▶ _Objective_
Without including any pictures, write out the listing below exactly.

== Supplied data ==

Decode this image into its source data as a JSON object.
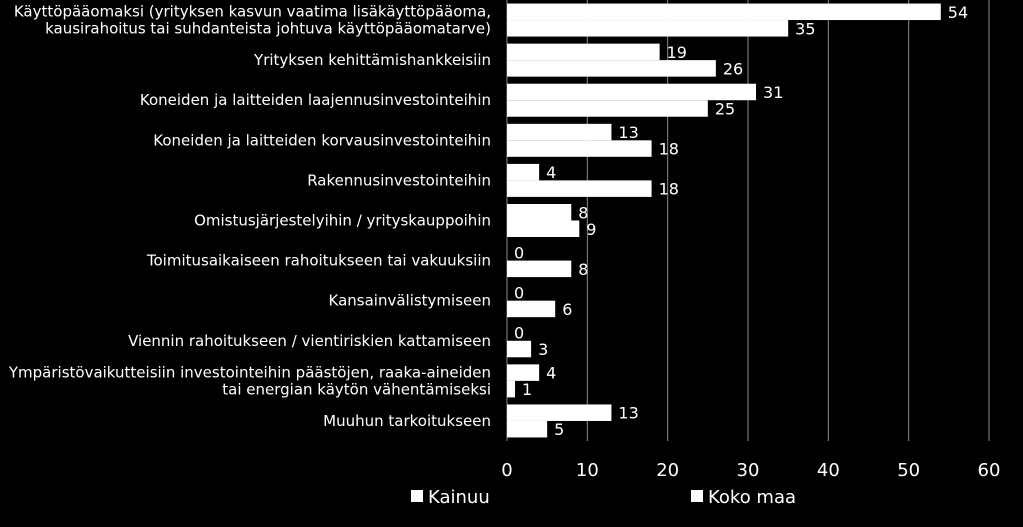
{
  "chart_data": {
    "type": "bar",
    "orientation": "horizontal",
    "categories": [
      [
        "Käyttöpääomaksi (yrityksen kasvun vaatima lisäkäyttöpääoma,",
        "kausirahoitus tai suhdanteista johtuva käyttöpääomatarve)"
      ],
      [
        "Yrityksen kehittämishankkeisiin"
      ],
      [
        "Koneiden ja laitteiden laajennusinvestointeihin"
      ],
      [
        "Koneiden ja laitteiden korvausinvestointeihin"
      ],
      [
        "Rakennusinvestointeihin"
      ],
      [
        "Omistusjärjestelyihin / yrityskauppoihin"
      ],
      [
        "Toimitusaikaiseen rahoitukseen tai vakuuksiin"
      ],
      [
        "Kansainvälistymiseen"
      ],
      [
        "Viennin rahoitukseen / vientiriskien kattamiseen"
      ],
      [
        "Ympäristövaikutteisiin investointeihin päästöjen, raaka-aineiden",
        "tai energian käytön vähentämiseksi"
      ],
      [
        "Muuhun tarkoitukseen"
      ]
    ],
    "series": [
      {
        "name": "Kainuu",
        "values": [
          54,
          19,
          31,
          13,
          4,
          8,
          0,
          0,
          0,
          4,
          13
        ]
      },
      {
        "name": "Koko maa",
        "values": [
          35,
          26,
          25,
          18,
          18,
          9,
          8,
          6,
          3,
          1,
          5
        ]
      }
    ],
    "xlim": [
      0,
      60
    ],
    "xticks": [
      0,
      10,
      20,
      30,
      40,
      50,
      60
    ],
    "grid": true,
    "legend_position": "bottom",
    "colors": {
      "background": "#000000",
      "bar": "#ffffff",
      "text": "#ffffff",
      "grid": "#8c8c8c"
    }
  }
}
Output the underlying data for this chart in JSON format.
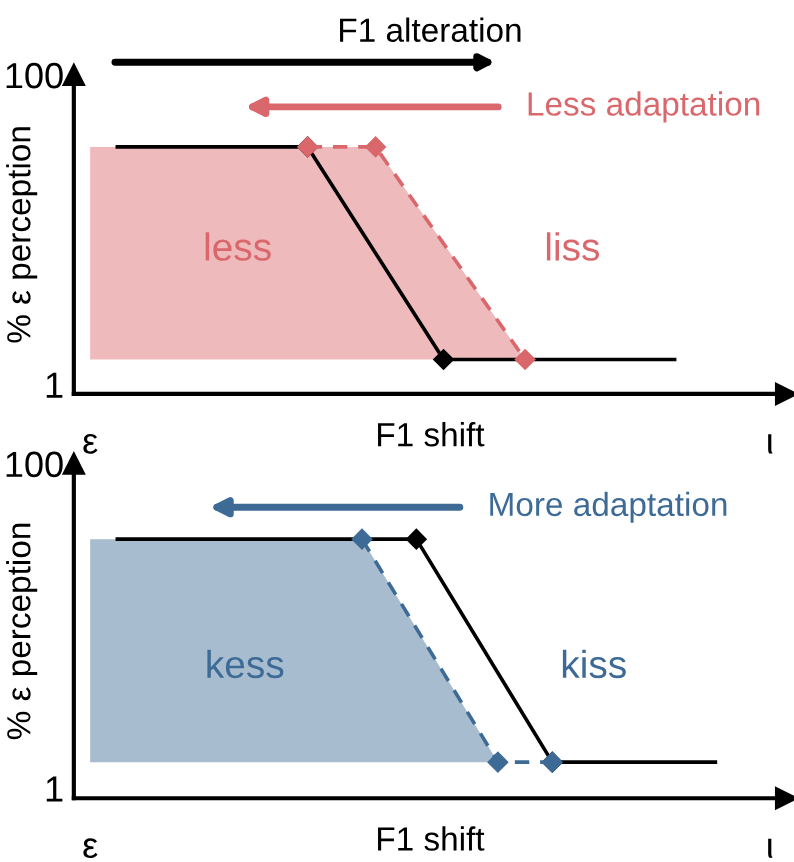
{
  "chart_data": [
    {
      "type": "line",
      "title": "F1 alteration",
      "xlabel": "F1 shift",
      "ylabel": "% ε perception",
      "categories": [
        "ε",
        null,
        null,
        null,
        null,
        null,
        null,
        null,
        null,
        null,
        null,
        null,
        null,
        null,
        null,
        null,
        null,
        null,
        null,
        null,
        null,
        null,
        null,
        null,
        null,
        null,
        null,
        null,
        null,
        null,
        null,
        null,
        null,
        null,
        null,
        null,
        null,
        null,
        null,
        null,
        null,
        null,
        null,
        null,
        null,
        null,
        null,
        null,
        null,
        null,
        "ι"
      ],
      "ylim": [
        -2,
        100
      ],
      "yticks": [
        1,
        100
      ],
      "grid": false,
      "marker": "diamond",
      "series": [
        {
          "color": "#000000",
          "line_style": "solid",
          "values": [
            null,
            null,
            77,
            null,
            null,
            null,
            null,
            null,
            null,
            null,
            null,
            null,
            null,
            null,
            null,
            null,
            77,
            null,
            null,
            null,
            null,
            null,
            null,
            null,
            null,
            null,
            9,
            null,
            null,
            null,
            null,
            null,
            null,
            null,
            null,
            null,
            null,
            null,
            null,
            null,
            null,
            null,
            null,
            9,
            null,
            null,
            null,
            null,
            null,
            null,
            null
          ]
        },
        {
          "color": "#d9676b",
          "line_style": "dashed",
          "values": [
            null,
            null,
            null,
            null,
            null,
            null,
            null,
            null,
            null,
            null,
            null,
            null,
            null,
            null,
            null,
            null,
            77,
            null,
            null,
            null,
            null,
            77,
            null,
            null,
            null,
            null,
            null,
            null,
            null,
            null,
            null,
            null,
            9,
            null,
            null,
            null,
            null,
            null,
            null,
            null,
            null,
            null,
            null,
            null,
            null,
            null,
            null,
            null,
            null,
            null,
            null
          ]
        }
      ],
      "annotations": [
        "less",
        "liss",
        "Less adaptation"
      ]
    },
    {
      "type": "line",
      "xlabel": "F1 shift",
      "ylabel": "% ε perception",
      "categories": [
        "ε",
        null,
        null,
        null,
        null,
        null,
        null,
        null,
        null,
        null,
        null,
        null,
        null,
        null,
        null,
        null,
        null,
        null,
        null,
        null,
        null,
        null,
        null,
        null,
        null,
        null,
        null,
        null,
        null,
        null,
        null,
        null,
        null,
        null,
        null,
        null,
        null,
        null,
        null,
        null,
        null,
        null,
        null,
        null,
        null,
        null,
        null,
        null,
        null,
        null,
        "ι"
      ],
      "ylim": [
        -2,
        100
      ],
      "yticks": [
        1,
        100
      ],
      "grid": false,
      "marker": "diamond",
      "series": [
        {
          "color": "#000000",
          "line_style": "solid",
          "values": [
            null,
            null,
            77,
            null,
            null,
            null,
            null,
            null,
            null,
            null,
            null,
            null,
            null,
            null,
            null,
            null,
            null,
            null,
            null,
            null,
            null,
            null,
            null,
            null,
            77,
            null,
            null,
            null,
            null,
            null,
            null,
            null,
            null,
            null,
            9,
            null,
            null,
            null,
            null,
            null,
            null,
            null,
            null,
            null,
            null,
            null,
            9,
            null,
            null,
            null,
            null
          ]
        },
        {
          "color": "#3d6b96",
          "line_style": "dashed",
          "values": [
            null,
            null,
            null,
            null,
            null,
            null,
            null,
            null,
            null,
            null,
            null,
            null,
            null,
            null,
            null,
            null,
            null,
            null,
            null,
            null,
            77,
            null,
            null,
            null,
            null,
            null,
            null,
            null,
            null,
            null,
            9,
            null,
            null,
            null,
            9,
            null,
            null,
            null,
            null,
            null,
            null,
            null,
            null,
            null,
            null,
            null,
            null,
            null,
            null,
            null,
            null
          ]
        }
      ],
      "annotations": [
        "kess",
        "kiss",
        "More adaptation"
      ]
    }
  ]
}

===

▶ _Written solution_
Decode this image into its source data as a JSON object.
{
  "chart_data": {
    "type": "bar",
    "orientation": "horizontal",
    "categories": [
      [
        "Käyttöpääomaksi (yrityksen kasvun vaatima lisäkäyttöpääoma,",
        "kausirahoitus tai suhdanteista johtuva käyttöpääomatarve)"
      ],
      [
        "Yrityksen kehittämishankkeisiin"
      ],
      [
        "Koneiden ja laitteiden laajennusinvestointeihin"
      ],
      [
        "Koneiden ja laitteiden korvausinvestointeihin"
      ],
      [
        "Rakennusinvestointeihin"
      ],
      [
        "Omistusjärjestelyihin / yrityskauppoihin"
      ],
      [
        "Toimitusaikaiseen rahoitukseen tai vakuuksiin"
      ],
      [
        "Kansainvälistymiseen"
      ],
      [
        "Viennin rahoitukseen / vientiriskien kattamiseen"
      ],
      [
        "Ympäristövaikutteisiin investointeihin päästöjen, raaka-aineiden",
        "tai energian käytön vähentämiseksi"
      ],
      [
        "Muuhun tarkoitukseen"
      ]
    ],
    "series": [
      {
        "name": "Kainuu",
        "values": [
          54,
          19,
          31,
          13,
          4,
          8,
          0,
          0,
          0,
          4,
          13
        ]
      },
      {
        "name": "Koko maa",
        "values": [
          35,
          26,
          25,
          18,
          18,
          9,
          8,
          6,
          3,
          1,
          5
        ]
      }
    ],
    "xlim": [
      0,
      60
    ],
    "xticks": [
      0,
      10,
      20,
      30,
      40,
      50,
      60
    ],
    "grid": true,
    "legend_position": "bottom",
    "colors": {
      "background": "#000000",
      "bar": "#ffffff",
      "text": "#ffffff",
      "grid": "#8c8c8c"
    }
  }
}
Output the underlying data for this chart in JSON format.
{
  "chart_data": [
    {
      "type": "line",
      "title": "F1 alteration",
      "xlabel": "F1 shift",
      "ylabel": "% ε perception",
      "categories": [
        "ε",
        null,
        null,
        null,
        null,
        null,
        null,
        null,
        null,
        null,
        null,
        null,
        null,
        null,
        null,
        null,
        null,
        null,
        null,
        null,
        null,
        null,
        null,
        null,
        null,
        null,
        null,
        null,
        null,
        null,
        null,
        null,
        null,
        null,
        null,
        null,
        null,
        null,
        null,
        null,
        null,
        null,
        null,
        null,
        null,
        null,
        null,
        null,
        null,
        null,
        "ι"
      ],
      "ylim": [
        -2,
        100
      ],
      "yticks": [
        1,
        100
      ],
      "grid": false,
      "marker": "diamond",
      "series": [
        {
          "color": "#000000",
          "line_style": "solid",
          "values": [
            null,
            null,
            77,
            null,
            null,
            null,
            null,
            null,
            null,
            null,
            null,
            null,
            null,
            null,
            null,
            null,
            77,
            null,
            null,
            null,
            null,
            null,
            null,
            null,
            null,
            null,
            9,
            null,
            null,
            null,
            null,
            null,
            null,
            null,
            null,
            null,
            null,
            null,
            null,
            null,
            null,
            null,
            null,
            9,
            null,
            null,
            null,
            null,
            null,
            null,
            null
          ]
        },
        {
          "color": "#d9676b",
          "line_style": "dashed",
          "values": [
            null,
            null,
            null,
            null,
            null,
            null,
            null,
            null,
            null,
            null,
            null,
            null,
            null,
            null,
            null,
            null,
            77,
            null,
            null,
            null,
            null,
            77,
            null,
            null,
            null,
            null,
            null,
            null,
            null,
            null,
            null,
            null,
            9,
            null,
            null,
            null,
            null,
            null,
            null,
            null,
            null,
            null,
            null,
            null,
            null,
            null,
            null,
            null,
            null,
            null,
            null
          ]
        }
      ],
      "annotations": [
        "less",
        "liss",
        "Less adaptation"
      ]
    },
    {
      "type": "line",
      "xlabel": "F1 shift",
      "ylabel": "% ε perception",
      "categories": [
        "ε",
        null,
        null,
        null,
        null,
        null,
        null,
        null,
        null,
        null,
        null,
        null,
        null,
        null,
        null,
        null,
        null,
        null,
        null,
        null,
        null,
        null,
        null,
        null,
        null,
        null,
        null,
        null,
        null,
        null,
        null,
        null,
        null,
        null,
        null,
        null,
        null,
        null,
        null,
        null,
        null,
        null,
        null,
        null,
        null,
        null,
        null,
        null,
        null,
        null,
        "ι"
      ],
      "ylim": [
        -2,
        100
      ],
      "yticks": [
        1,
        100
      ],
      "grid": false,
      "marker": "diamond",
      "series": [
        {
          "color": "#000000",
          "line_style": "solid",
          "values": [
            null,
            null,
            77,
            null,
            null,
            null,
            null,
            null,
            null,
            null,
            null,
            null,
            null,
            null,
            null,
            null,
            null,
            null,
            null,
            null,
            null,
            null,
            null,
            null,
            77,
            null,
            null,
            null,
            null,
            null,
            null,
            null,
            null,
            null,
            9,
            null,
            null,
            null,
            null,
            null,
            null,
            null,
            null,
            null,
            null,
            null,
            9,
            null,
            null,
            null,
            null
          ]
        },
        {
          "color": "#3d6b96",
          "line_style": "dashed",
          "values": [
            null,
            null,
            null,
            null,
            null,
            null,
            null,
            null,
            null,
            null,
            null,
            null,
            null,
            null,
            null,
            null,
            null,
            null,
            null,
            null,
            77,
            null,
            null,
            null,
            null,
            null,
            null,
            null,
            null,
            null,
            9,
            null,
            null,
            null,
            9,
            null,
            null,
            null,
            null,
            null,
            null,
            null,
            null,
            null,
            null,
            null,
            null,
            null,
            null,
            null,
            null
          ]
        }
      ],
      "annotations": [
        "kess",
        "kiss",
        "More adaptation"
      ]
    }
  ]
}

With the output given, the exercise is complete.